BEGIN Input

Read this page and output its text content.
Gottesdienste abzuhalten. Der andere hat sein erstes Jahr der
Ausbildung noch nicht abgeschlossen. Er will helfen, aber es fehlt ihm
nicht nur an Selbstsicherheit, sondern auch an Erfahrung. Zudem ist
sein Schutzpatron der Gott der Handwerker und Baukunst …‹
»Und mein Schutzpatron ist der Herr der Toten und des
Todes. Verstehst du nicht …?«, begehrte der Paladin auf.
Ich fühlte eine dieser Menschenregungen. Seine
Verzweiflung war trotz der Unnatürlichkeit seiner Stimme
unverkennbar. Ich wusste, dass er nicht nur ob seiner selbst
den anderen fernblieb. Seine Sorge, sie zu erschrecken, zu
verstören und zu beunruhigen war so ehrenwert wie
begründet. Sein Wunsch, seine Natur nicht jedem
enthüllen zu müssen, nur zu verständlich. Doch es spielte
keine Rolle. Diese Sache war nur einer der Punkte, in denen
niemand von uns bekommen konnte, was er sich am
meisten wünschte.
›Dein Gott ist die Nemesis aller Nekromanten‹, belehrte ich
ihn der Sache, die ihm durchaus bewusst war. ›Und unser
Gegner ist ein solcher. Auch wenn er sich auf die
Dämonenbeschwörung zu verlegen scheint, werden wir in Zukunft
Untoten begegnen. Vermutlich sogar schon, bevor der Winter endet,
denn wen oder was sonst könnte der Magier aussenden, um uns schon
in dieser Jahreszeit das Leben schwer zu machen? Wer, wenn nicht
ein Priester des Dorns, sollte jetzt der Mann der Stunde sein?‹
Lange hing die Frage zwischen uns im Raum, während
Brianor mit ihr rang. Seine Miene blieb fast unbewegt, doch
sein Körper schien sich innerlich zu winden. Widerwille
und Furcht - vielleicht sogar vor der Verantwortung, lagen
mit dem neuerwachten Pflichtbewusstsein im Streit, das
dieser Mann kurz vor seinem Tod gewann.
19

END Input

● Goal of the exercise: Identify and extract each line of the listing that contains "schon".

● In response:
Untoten begegnen. Vermutlich sogar schon, bevor der Winter endet,
denn wen oder was sonst könnte der Magier aussenden, um uns schon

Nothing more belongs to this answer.